## start

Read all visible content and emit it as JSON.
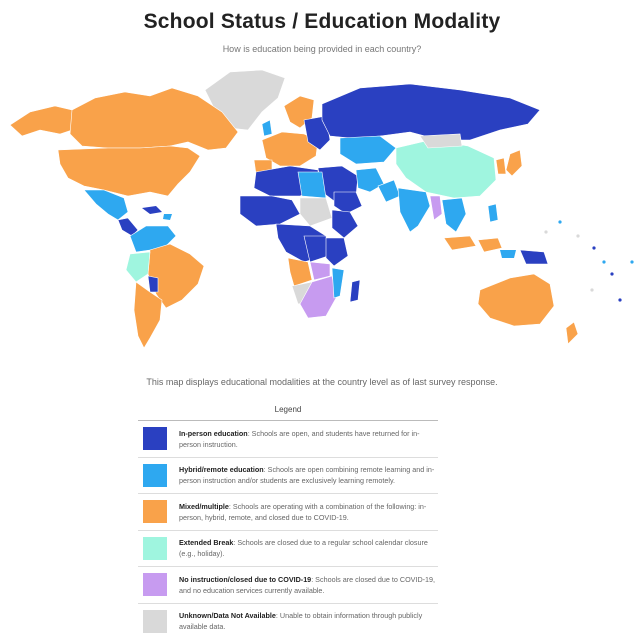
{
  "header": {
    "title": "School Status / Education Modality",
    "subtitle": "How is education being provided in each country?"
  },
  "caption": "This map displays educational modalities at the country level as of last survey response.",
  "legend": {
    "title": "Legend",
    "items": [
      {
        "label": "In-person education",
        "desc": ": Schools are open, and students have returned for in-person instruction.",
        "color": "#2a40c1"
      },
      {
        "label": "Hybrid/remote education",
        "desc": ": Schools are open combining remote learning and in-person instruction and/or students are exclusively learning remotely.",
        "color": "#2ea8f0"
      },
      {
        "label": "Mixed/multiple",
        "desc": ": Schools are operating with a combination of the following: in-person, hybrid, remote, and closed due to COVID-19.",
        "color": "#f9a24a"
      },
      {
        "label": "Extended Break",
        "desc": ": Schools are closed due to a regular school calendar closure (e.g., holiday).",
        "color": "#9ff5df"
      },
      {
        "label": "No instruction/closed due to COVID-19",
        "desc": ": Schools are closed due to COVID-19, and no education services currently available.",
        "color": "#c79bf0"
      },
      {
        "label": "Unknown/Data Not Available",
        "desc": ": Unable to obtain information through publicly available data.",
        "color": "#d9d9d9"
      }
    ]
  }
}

## end
## start

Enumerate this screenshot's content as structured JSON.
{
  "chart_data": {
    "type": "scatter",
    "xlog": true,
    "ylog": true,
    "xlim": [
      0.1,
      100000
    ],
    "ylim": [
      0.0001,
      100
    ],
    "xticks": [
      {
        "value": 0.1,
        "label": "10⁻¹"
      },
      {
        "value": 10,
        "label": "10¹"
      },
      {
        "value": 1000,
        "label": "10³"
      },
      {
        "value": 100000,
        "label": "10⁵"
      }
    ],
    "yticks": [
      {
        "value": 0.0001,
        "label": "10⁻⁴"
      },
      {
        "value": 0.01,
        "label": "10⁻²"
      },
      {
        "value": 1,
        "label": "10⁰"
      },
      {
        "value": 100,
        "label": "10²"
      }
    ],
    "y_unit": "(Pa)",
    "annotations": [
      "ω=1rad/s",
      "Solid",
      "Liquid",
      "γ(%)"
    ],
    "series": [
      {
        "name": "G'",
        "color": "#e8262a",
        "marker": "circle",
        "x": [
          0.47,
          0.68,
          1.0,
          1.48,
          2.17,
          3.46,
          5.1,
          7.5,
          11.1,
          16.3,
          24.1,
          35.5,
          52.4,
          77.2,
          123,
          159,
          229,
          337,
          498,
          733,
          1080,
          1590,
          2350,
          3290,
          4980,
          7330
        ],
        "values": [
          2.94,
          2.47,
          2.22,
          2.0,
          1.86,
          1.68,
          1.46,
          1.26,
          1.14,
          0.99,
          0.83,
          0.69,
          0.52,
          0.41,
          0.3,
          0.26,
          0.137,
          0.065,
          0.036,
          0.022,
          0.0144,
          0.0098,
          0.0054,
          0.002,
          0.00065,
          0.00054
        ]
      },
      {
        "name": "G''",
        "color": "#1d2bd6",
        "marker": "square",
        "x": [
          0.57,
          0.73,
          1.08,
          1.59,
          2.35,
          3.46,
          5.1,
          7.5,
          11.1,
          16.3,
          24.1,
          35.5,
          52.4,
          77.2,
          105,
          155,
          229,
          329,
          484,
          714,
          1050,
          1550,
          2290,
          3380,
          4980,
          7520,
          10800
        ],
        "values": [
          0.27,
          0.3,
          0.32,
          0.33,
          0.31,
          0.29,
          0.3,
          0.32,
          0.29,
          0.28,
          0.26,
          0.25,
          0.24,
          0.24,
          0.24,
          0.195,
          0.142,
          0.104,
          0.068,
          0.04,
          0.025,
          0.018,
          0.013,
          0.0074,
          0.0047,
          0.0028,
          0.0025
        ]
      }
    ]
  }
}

## end
## start

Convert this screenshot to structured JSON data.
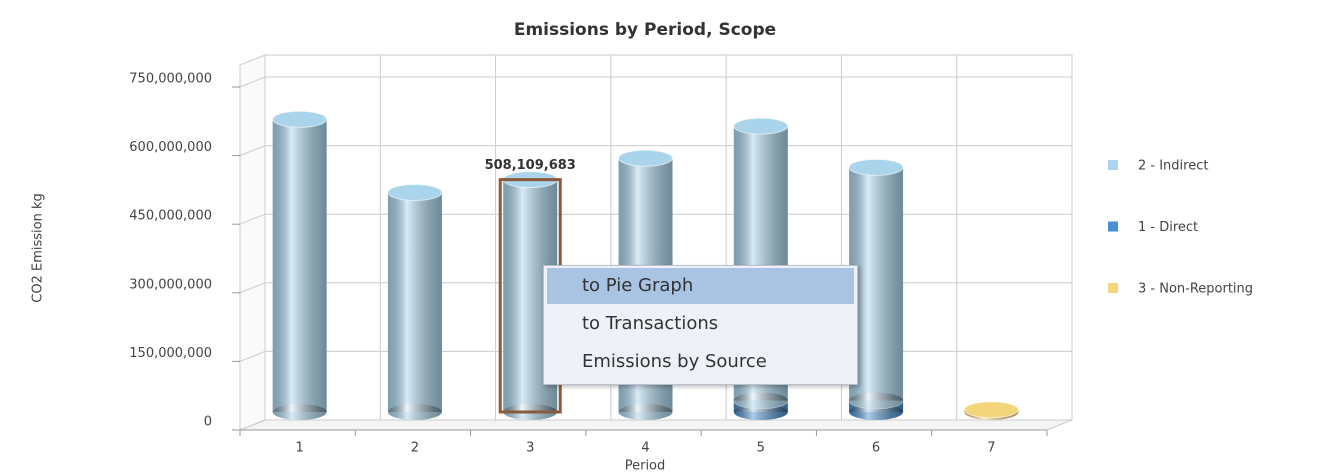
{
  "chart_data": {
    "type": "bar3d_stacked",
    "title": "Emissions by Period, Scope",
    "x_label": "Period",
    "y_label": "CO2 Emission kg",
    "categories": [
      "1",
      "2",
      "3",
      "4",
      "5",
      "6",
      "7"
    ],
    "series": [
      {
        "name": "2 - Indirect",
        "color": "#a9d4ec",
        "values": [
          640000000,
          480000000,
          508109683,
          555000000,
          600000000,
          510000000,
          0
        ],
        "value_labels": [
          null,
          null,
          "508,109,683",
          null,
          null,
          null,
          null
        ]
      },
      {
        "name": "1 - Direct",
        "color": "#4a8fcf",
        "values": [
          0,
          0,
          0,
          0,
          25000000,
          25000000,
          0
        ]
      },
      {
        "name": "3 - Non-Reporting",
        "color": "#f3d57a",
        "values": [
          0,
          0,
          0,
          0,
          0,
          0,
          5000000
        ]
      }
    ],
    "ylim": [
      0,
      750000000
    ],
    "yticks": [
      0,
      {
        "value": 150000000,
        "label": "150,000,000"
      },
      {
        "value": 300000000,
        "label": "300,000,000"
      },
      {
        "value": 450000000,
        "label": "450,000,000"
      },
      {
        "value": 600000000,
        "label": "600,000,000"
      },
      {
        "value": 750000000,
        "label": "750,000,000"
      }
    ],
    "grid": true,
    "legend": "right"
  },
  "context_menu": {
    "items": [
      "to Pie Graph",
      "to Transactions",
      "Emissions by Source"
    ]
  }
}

## end

_Task instructions_
Show, from the material above, each line that includes the string "Period".

_Written response_
    "title": "Emissions by Period, Scope",
    "x_label": "Period",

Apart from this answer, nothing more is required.